(Extracted records)
— begin —

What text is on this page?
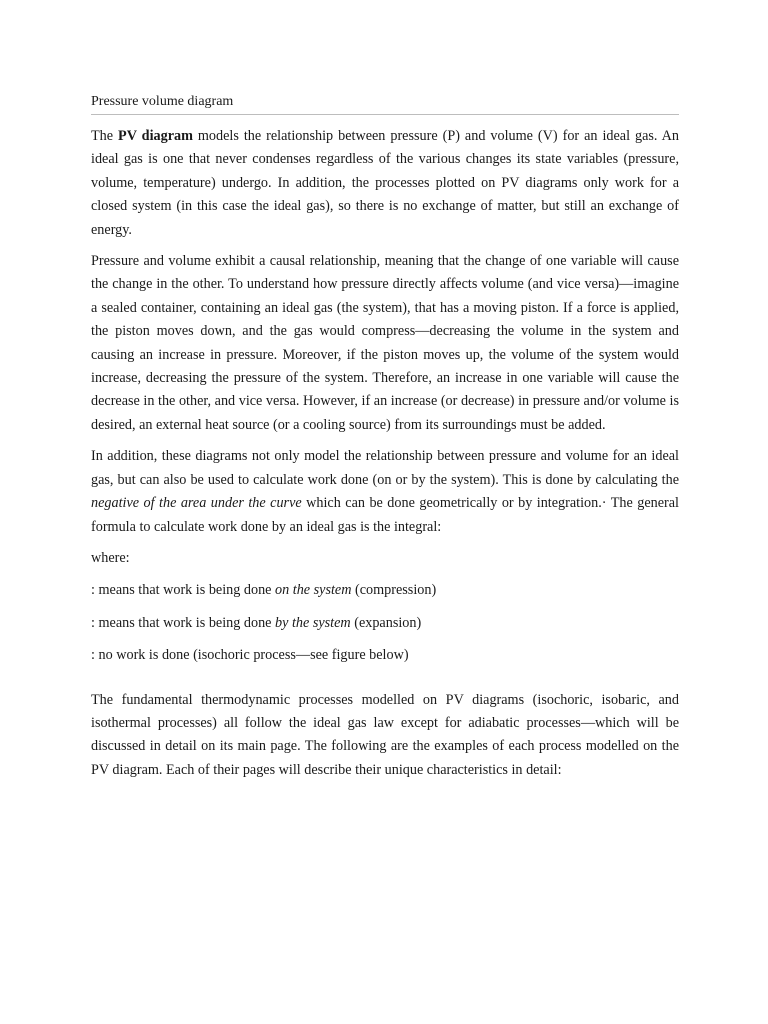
Pressure volume diagram

The PV diagram models the relationship between pressure (P) and volume (V) for an ideal gas. An ideal gas is one that never condenses regardless of the various changes its state variables (pressure, volume, temperature) undergo. In addition, the processes plotted on PV diagrams only work for a closed system (in this case the ideal gas), so there is no exchange of matter, but still an exchange of energy.

Pressure and volume exhibit a causal relationship, meaning that the change of one variable will cause the change in the other. To understand how pressure directly affects volume (and vice versa)—imagine a sealed container, containing an ideal gas (the system), that has a moving piston. If a force is applied, the piston moves down, and the gas would compress—decreasing the volume in the system and causing an increase in pressure. Moreover, if the piston moves up, the volume of the system would increase, decreasing the pressure of the system. Therefore, an increase in one variable will cause the decrease in the other, and vice versa. However, if an increase (or decrease) in pressure and/or volume is desired, an external heat source (or a cooling source) from its surroundings must be added.

In addition, these diagrams not only model the relationship between pressure and volume for an ideal gas, but can also be used to calculate work done (on or by the system). This is done by calculating the negative of the area under the curve which can be done geometrically or by integration.· The general formula to calculate work done by an ideal gas is the integral:

where:

: means that work is being done on the system (compression)

: means that work is being done by the system (expansion)

: no work is done (isochoric process—see figure below)

The fundamental thermodynamic processes modelled on PV diagrams (isochoric, isobaric, and isothermal processes) all follow the ideal gas law except for adiabatic processes—which will be discussed in detail on its main page. The following are the examples of each process modelled on the PV diagram. Each of their pages will describe their unique characteristics in detail:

— end —

- **Task description**:
Show all lines above holding "being".

- **Solved exercise**:
: means that work is being done on the system (compression)
: means that work is being done by the system (expansion)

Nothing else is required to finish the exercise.